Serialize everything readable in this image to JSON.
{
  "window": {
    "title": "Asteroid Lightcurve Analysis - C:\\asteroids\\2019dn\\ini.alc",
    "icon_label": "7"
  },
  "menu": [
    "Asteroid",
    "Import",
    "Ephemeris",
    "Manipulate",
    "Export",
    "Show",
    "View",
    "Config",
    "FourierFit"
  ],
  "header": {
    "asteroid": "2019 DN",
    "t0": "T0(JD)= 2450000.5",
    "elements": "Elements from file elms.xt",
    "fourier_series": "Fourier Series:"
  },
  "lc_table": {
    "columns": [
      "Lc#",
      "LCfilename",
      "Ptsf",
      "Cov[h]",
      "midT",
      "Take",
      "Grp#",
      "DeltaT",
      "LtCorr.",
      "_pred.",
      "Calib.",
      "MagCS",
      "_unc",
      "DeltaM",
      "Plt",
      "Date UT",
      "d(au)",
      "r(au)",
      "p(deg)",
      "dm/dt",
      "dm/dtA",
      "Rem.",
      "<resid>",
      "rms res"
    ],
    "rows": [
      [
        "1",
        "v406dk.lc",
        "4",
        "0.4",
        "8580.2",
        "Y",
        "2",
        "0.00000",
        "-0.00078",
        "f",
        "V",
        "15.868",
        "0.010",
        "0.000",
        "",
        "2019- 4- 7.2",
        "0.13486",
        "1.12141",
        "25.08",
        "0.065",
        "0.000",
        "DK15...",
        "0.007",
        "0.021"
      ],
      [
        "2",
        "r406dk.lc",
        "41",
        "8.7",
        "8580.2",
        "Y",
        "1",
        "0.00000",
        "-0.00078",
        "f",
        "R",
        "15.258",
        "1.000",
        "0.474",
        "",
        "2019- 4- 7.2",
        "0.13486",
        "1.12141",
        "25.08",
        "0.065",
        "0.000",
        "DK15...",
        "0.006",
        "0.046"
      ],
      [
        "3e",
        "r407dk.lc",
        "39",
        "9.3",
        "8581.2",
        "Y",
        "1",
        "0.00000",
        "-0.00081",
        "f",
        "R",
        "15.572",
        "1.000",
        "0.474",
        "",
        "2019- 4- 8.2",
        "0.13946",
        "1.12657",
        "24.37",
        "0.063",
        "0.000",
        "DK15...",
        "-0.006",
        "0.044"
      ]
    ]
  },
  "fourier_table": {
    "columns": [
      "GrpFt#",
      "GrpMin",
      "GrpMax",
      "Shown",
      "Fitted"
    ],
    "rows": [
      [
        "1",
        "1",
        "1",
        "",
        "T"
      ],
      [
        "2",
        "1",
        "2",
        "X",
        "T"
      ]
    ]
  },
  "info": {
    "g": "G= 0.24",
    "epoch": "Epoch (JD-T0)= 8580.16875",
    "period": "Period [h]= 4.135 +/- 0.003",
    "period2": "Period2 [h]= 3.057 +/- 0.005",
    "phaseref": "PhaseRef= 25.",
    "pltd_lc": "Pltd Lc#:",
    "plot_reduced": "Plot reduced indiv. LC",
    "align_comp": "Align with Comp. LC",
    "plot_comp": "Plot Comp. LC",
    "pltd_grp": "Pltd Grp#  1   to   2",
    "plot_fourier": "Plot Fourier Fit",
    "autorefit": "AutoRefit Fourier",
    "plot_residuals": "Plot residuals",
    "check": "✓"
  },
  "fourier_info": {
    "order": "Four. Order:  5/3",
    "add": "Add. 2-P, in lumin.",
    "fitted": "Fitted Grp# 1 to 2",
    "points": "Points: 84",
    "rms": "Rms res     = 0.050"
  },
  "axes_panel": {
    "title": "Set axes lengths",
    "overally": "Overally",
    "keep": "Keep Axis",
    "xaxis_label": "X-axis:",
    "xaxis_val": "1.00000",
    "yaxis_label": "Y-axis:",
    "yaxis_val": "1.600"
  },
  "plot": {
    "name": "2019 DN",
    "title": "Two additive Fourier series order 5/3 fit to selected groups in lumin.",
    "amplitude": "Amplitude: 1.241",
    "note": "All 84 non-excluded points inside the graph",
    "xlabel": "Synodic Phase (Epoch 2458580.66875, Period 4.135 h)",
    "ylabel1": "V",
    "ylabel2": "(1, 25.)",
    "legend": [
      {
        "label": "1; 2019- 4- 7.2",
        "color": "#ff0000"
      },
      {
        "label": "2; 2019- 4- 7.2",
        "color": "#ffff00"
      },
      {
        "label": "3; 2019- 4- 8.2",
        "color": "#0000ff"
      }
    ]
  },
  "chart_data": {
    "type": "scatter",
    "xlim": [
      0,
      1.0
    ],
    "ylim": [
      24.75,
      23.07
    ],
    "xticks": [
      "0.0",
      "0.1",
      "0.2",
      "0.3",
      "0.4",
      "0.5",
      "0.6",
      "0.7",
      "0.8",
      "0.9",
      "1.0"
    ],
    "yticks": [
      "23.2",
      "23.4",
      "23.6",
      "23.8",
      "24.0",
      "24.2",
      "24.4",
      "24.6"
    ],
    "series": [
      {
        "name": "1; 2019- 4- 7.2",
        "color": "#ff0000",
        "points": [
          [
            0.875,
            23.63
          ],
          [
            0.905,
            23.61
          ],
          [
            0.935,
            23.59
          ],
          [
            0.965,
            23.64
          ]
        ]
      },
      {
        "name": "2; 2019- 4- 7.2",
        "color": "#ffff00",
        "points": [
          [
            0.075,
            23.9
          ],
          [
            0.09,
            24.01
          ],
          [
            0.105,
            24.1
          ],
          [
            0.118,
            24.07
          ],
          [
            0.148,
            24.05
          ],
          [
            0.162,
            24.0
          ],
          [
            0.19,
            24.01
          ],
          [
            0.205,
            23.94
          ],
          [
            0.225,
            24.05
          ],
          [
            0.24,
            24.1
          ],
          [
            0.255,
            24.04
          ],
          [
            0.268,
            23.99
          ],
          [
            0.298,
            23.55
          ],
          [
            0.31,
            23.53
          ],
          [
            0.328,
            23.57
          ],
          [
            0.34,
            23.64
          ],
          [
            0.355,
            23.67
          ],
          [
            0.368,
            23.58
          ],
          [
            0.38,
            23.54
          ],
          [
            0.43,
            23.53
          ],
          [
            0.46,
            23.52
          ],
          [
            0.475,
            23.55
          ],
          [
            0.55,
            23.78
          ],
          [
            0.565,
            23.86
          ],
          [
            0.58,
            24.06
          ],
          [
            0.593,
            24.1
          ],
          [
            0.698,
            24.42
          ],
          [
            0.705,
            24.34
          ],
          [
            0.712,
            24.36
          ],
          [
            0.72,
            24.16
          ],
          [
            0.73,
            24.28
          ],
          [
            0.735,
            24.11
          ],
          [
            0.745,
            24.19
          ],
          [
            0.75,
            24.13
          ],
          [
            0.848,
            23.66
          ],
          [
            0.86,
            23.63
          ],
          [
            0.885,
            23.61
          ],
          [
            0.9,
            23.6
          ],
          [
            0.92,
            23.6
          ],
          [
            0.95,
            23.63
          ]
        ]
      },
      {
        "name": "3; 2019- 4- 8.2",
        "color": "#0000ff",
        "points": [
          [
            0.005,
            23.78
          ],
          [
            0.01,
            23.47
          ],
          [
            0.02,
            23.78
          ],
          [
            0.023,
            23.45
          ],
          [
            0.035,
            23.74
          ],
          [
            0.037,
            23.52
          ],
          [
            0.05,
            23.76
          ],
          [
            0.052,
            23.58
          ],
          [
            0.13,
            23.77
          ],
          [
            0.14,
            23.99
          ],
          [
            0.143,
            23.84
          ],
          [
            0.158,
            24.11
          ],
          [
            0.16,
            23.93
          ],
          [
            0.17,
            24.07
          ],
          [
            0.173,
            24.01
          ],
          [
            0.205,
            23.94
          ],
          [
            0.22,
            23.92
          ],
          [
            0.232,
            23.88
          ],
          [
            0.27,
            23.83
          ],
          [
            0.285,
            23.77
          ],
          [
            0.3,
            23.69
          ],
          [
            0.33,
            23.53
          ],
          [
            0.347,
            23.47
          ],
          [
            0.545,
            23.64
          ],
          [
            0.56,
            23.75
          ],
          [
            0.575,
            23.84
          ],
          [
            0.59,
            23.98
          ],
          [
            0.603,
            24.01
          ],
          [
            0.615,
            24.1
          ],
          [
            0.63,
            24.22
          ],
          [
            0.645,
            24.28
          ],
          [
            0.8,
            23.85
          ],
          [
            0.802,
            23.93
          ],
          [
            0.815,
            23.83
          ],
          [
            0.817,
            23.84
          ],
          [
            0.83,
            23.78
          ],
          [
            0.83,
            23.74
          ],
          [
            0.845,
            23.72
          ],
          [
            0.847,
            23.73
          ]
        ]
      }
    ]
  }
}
==========
WHAT THE TASK REQUIRES:
Among the lines above, how many contain the string "Comp"? State the number alone.

SOLUTION:
2